> **EXERCISE PROMPT**
Can you restate the records below word for word?

> **DATASET EXCERPTS**
start

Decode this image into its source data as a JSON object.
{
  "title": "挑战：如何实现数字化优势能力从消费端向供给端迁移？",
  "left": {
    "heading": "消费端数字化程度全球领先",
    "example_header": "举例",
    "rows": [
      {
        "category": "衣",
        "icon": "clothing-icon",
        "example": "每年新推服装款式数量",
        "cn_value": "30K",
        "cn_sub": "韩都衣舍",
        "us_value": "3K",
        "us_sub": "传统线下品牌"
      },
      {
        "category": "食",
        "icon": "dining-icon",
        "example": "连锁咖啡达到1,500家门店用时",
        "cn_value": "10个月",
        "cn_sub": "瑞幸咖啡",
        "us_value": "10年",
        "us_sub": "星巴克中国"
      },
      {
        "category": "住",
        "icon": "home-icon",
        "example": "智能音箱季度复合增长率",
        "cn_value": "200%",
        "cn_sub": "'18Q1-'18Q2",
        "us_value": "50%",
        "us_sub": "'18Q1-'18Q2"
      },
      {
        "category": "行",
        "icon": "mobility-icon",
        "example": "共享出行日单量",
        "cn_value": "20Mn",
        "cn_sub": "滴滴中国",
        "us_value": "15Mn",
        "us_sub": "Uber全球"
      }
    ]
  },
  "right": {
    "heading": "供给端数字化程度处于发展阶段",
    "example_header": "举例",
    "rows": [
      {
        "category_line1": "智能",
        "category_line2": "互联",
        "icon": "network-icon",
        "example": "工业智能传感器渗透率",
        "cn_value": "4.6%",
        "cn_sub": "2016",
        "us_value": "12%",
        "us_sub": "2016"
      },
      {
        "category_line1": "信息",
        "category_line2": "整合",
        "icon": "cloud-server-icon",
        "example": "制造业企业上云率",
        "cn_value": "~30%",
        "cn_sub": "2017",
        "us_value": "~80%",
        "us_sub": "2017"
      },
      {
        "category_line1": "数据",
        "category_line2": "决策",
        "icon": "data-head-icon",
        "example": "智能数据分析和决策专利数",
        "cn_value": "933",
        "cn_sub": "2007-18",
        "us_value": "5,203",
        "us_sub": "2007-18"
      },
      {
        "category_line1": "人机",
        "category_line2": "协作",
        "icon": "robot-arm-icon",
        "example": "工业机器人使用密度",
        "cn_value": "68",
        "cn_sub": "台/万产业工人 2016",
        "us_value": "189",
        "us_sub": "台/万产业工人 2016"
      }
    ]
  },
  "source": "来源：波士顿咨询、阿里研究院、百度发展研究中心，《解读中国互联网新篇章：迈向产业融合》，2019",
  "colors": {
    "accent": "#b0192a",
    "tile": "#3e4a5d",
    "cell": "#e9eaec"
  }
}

end

> **COMPLETE OUTPUT**
Decode this image into its source data as a JSON object.
{
  "title": "挑战：如何实现数字化优势能力从消费端向供给端迁移？",
  "left": {
    "heading": "消费端数字化程度全球领先",
    "example_header": "举例",
    "rows": [
      {
        "category": "衣",
        "icon": "clothing-icon",
        "example": "每年新推服装款式数量",
        "cn_value": "30K",
        "cn_sub": "韩都衣舍",
        "us_value": "3K",
        "us_sub": "传统线下品牌"
      },
      {
        "category": "食",
        "icon": "dining-icon",
        "example": "连锁咖啡达到1,500家门店用时",
        "cn_value": "10个月",
        "cn_sub": "瑞幸咖啡",
        "us_value": "10年",
        "us_sub": "星巴克中国"
      },
      {
        "category": "住",
        "icon": "home-icon",
        "example": "智能音箱季度复合增长率",
        "cn_value": "200%",
        "cn_sub": "'18Q1-'18Q2",
        "us_value": "50%",
        "us_sub": "'18Q1-'18Q2"
      },
      {
        "category": "行",
        "icon": "mobility-icon",
        "example": "共享出行日单量",
        "cn_value": "20Mn",
        "cn_sub": "滴滴中国",
        "us_value": "15Mn",
        "us_sub": "Uber全球"
      }
    ]
  },
  "right": {
    "heading": "供给端数字化程度处于发展阶段",
    "example_header": "举例",
    "rows": [
      {
        "category_line1": "智能",
        "category_line2": "互联",
        "icon": "network-icon",
        "example": "工业智能传感器渗透率",
        "cn_value": "4.6%",
        "cn_sub": "2016",
        "us_value": "12%",
        "us_sub": "2016"
      },
      {
        "category_line1": "信息",
        "category_line2": "整合",
        "icon": "cloud-server-icon",
        "example": "制造业企业上云率",
        "cn_value": "~30%",
        "cn_sub": "2017",
        "us_value": "~80%",
        "us_sub": "2017"
      },
      {
        "category_line1": "数据",
        "category_line2": "决策",
        "icon": "data-head-icon",
        "example": "智能数据分析和决策专利数",
        "cn_value": "933",
        "cn_sub": "2007-18",
        "us_value": "5,203",
        "us_sub": "2007-18"
      },
      {
        "category_line1": "人机",
        "category_line2": "协作",
        "icon": "robot-arm-icon",
        "example": "工业机器人使用密度",
        "cn_value": "68",
        "cn_sub": "台/万产业工人 2016",
        "us_value": "189",
        "us_sub": "台/万产业工人 2016"
      }
    ]
  },
  "source": "来源：波士顿咨询、阿里研究院、百度发展研究中心，《解读中国互联网新篇章：迈向产业融合》，2019",
  "colors": {
    "accent": "#b0192a",
    "tile": "#3e4a5d",
    "cell": "#e9eaec"
  }
}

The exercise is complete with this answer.